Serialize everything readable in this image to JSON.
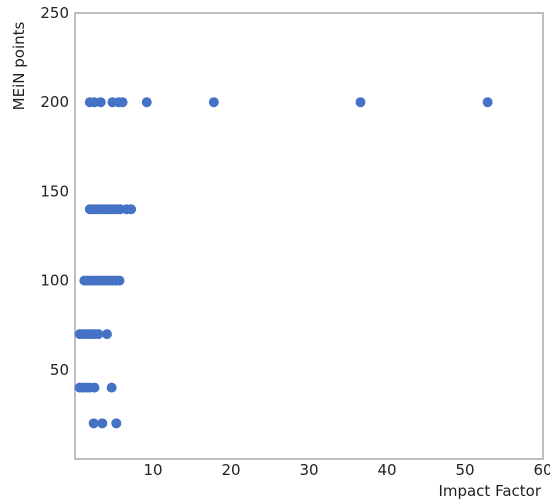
{
  "chart_data": {
    "type": "scatter",
    "title": "",
    "xlabel": "Impact Factor",
    "ylabel": "MEiN points",
    "xlim": [
      0,
      60
    ],
    "ylim": [
      0,
      250
    ],
    "xticks": [
      10,
      20,
      30,
      40,
      50,
      60
    ],
    "yticks": [
      50,
      100,
      150,
      200,
      250
    ],
    "grid": false,
    "legend": "none",
    "marker_color": "#4472c4",
    "frame_color": "#bfbfbf",
    "series": [
      {
        "points": [
          [
            1.9,
            200
          ],
          [
            2.5,
            200
          ],
          [
            3.3,
            200
          ],
          [
            4.8,
            200
          ],
          [
            5.6,
            200
          ],
          [
            6.1,
            200
          ],
          [
            9.2,
            200
          ],
          [
            17.8,
            200
          ],
          [
            36.6,
            200
          ],
          [
            52.9,
            200
          ],
          [
            1.9,
            140
          ],
          [
            2.3,
            140
          ],
          [
            2.7,
            140
          ],
          [
            3.2,
            140
          ],
          [
            3.7,
            140
          ],
          [
            4.1,
            140
          ],
          [
            4.5,
            140
          ],
          [
            4.9,
            140
          ],
          [
            5.3,
            140
          ],
          [
            5.8,
            140
          ],
          [
            6.6,
            140
          ],
          [
            7.2,
            140
          ],
          [
            1.2,
            100
          ],
          [
            1.6,
            100
          ],
          [
            2.0,
            100
          ],
          [
            2.4,
            100
          ],
          [
            2.8,
            100
          ],
          [
            3.2,
            100
          ],
          [
            3.6,
            100
          ],
          [
            4.0,
            100
          ],
          [
            4.4,
            100
          ],
          [
            4.8,
            100
          ],
          [
            5.3,
            100
          ],
          [
            5.7,
            100
          ],
          [
            0.6,
            70
          ],
          [
            1.0,
            70
          ],
          [
            1.4,
            70
          ],
          [
            1.8,
            70
          ],
          [
            2.2,
            70
          ],
          [
            2.6,
            70
          ],
          [
            3.0,
            70
          ],
          [
            4.1,
            70
          ],
          [
            0.6,
            40
          ],
          [
            1.0,
            40
          ],
          [
            1.5,
            40
          ],
          [
            1.9,
            40
          ],
          [
            2.5,
            40
          ],
          [
            4.7,
            40
          ],
          [
            2.4,
            20
          ],
          [
            3.5,
            20
          ],
          [
            5.3,
            20
          ]
        ]
      }
    ]
  }
}
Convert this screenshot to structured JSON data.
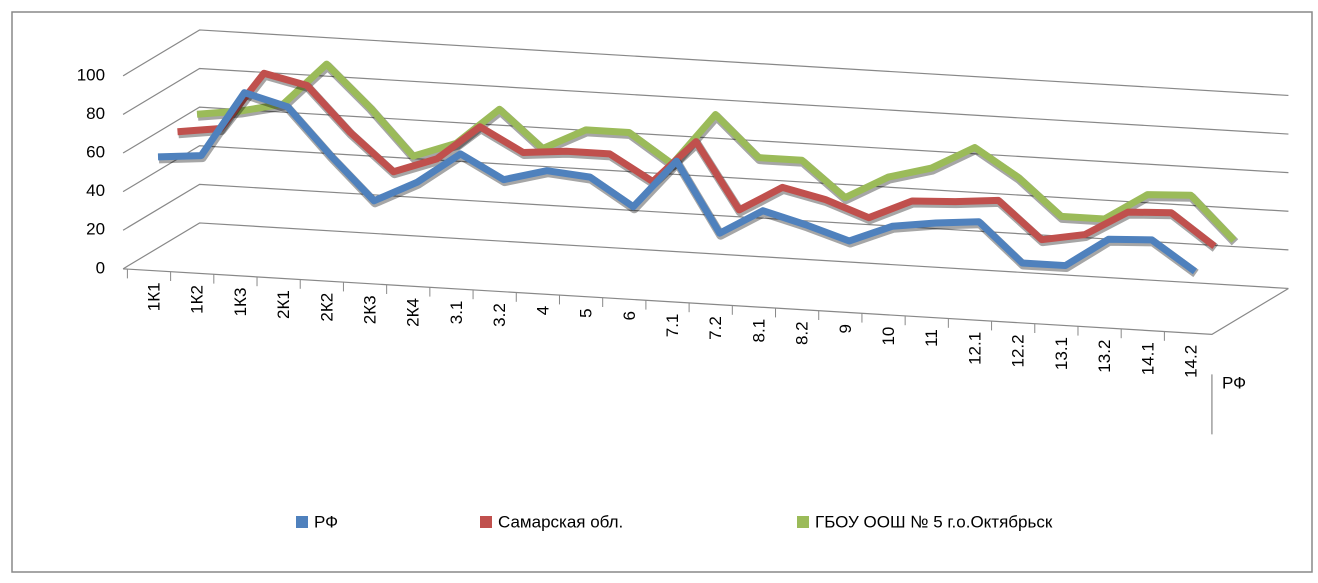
{
  "chart_data": {
    "type": "line3d",
    "categories": [
      "1К1",
      "1К2",
      "1К3",
      "2К1",
      "2К2",
      "2К3",
      "2К4",
      "3.1",
      "3.2",
      "4",
      "5",
      "6",
      "7.1",
      "7.2",
      "8.1",
      "8.2",
      "9",
      "10",
      "11",
      "12.1",
      "12.2",
      "13.1",
      "13.2",
      "14.1",
      "14.2"
    ],
    "series": [
      {
        "name": "РФ",
        "color": "#4f81bd",
        "values": [
          56,
          58,
          92,
          86,
          62,
          40,
          51,
          67,
          55,
          61,
          59,
          45,
          70,
          34,
          47,
          41,
          34,
          43,
          46,
          48,
          28,
          28,
          43,
          44,
          29
        ]
      },
      {
        "name": "Самарская обл.",
        "color": "#c0504d",
        "values": [
          63,
          66,
          96,
          91,
          68,
          49,
          57,
          75,
          63,
          65,
          65,
          52,
          74,
          40,
          53,
          48,
          40,
          50,
          51,
          53,
          34,
          38,
          51,
          52,
          36
        ]
      },
      {
        "name": "ГБОУ ООШ № 5 г.о.Октябрьск",
        "color": "#9bbb59",
        "values": [
          66,
          69,
          74,
          96,
          75,
          51,
          59,
          78,
          59,
          70,
          70,
          55,
          82,
          61,
          61,
          43,
          55,
          61,
          73,
          59,
          40,
          40,
          54,
          55,
          33
        ]
      }
    ],
    "ylim": [
      0,
      100
    ],
    "yticks": [
      0,
      20,
      40,
      60,
      80,
      100
    ],
    "grid": true,
    "legend": "bottom"
  }
}
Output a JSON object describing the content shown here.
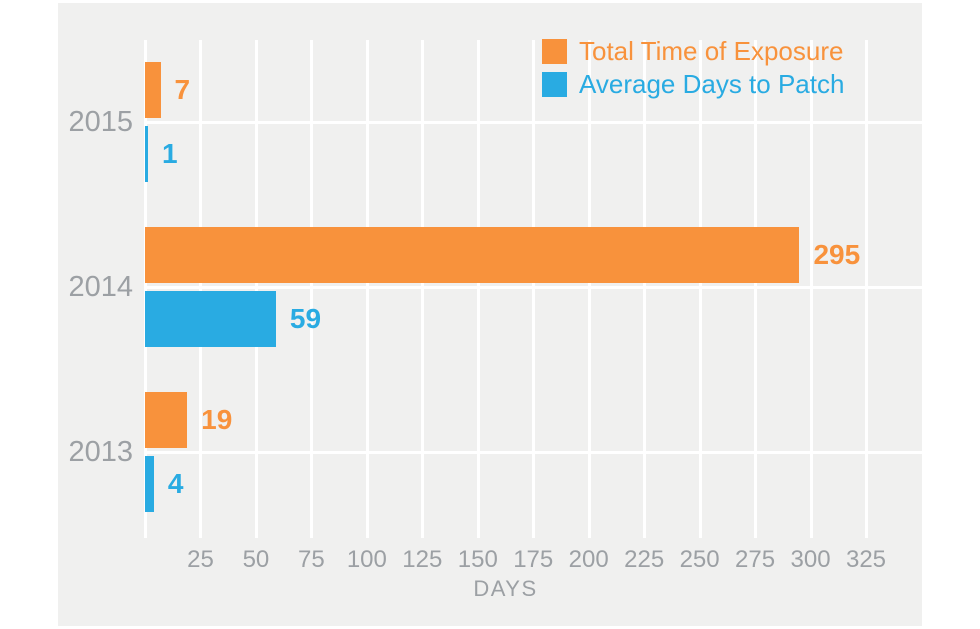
{
  "chart_data": {
    "type": "bar",
    "orientation": "horizontal",
    "title": "",
    "categories": [
      "2015",
      "2014",
      "2013"
    ],
    "series": [
      {
        "name": "Total Time of Exposure",
        "color": "#F8923C",
        "values": [
          7,
          295,
          19
        ]
      },
      {
        "name": "Average Days to Patch",
        "color": "#29ABE2",
        "values": [
          1,
          59,
          4
        ]
      }
    ],
    "value_labels": [
      [
        "7",
        "295",
        "19"
      ],
      [
        "1",
        "59",
        "4"
      ]
    ],
    "xlabel": "DAYS",
    "xlim": [
      0,
      325
    ],
    "xticks": [
      25,
      50,
      75,
      100,
      125,
      150,
      175,
      200,
      225,
      250,
      275,
      300,
      325
    ],
    "grid": "vertical-white-gridlines-every-25",
    "legend_position": "top-right",
    "legend": [
      "Total Time of Exposure",
      "Average Days to Patch"
    ]
  },
  "colors": {
    "page_background": "#FFFFFF",
    "panel_background": "#F0F0EF",
    "gridline": "#FFFFFF",
    "axis_text": "#9CA0A4",
    "series_orange": "#F8923C",
    "series_blue": "#29ABE2"
  }
}
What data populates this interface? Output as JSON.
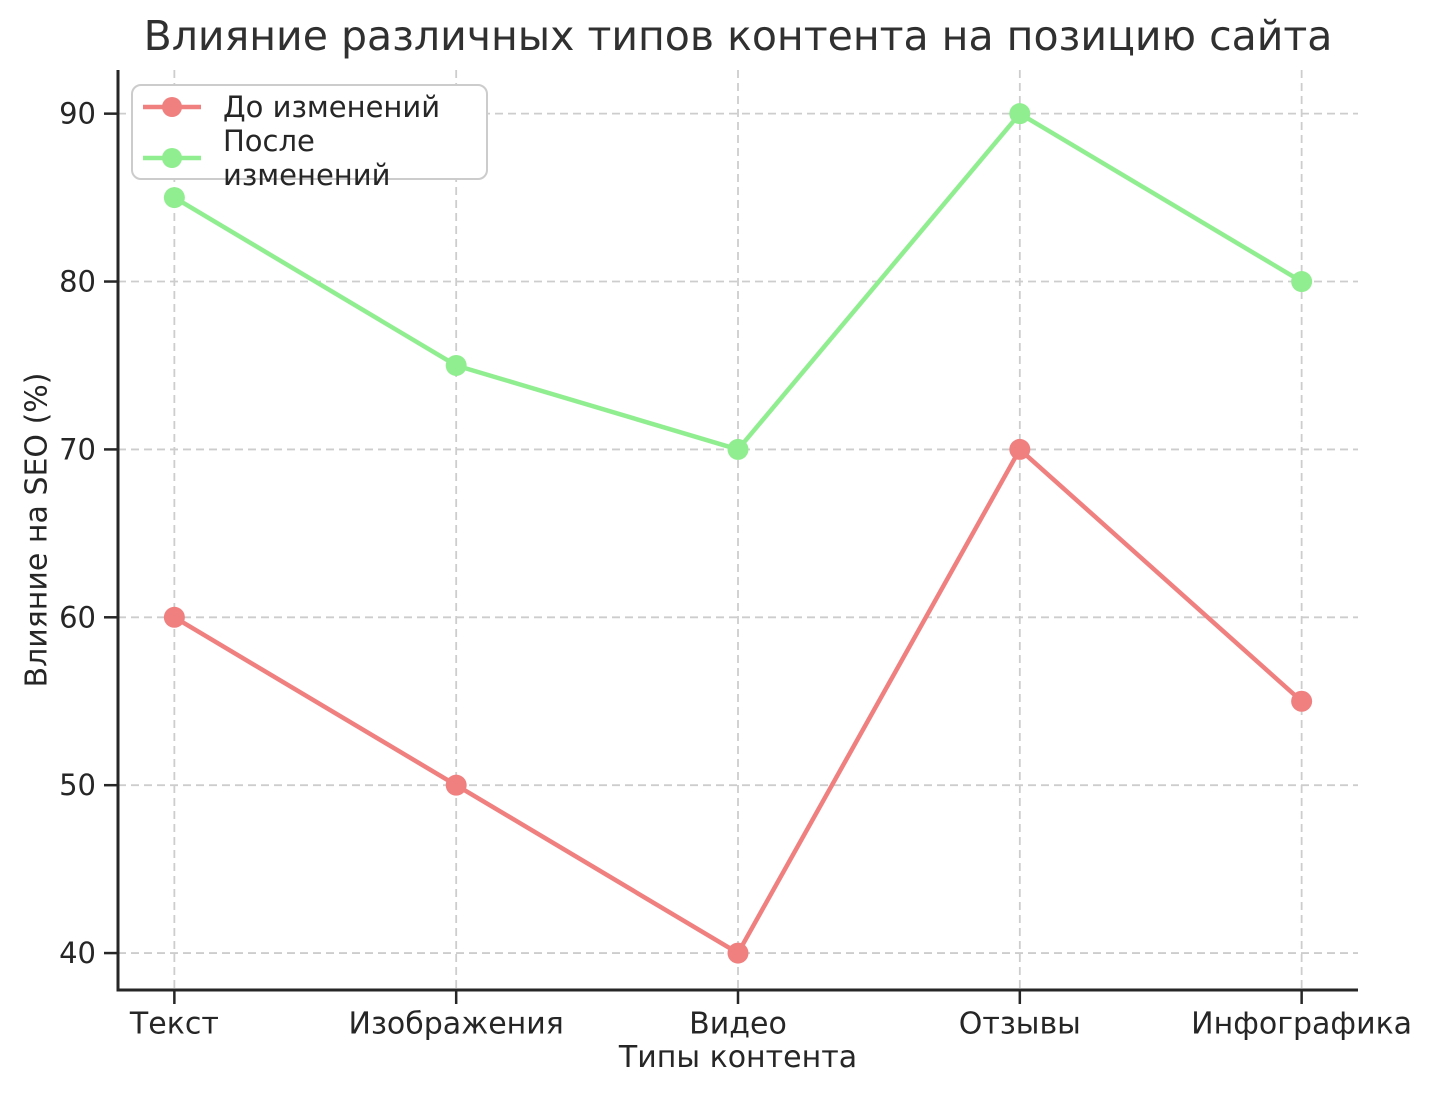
{
  "chart_data": {
    "type": "line",
    "title": "Влияние различных типов контента на позицию сайта",
    "xlabel": "Типы контента",
    "ylabel": "Влияние на SEO (%)",
    "categories": [
      "Текст",
      "Изображения",
      "Видео",
      "Отзывы",
      "Инфографика"
    ],
    "series": [
      {
        "name": "До изменений",
        "color": "#f08080",
        "values": [
          60,
          50,
          40,
          70,
          55
        ]
      },
      {
        "name": "После изменений",
        "color": "#90ee90",
        "values": [
          85,
          75,
          70,
          90,
          80
        ]
      }
    ],
    "yticks": [
      40,
      50,
      60,
      70,
      80,
      90
    ],
    "ylim": [
      37.8,
      92.6
    ],
    "grid": true,
    "grid_style": "dashed",
    "legend": {
      "position": "upper-left",
      "entries": [
        "До изменений",
        "После изменений"
      ]
    },
    "colors": {
      "grid": "#cdcdcd",
      "axis": "#262626",
      "text": "#262626",
      "title": "#303030"
    }
  }
}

» **INSTRUCTIONS TO FOLLOW**: Give only a number: how many lines of the data hold the string "Exposure"?

» **FINISHED ANSWER**: 2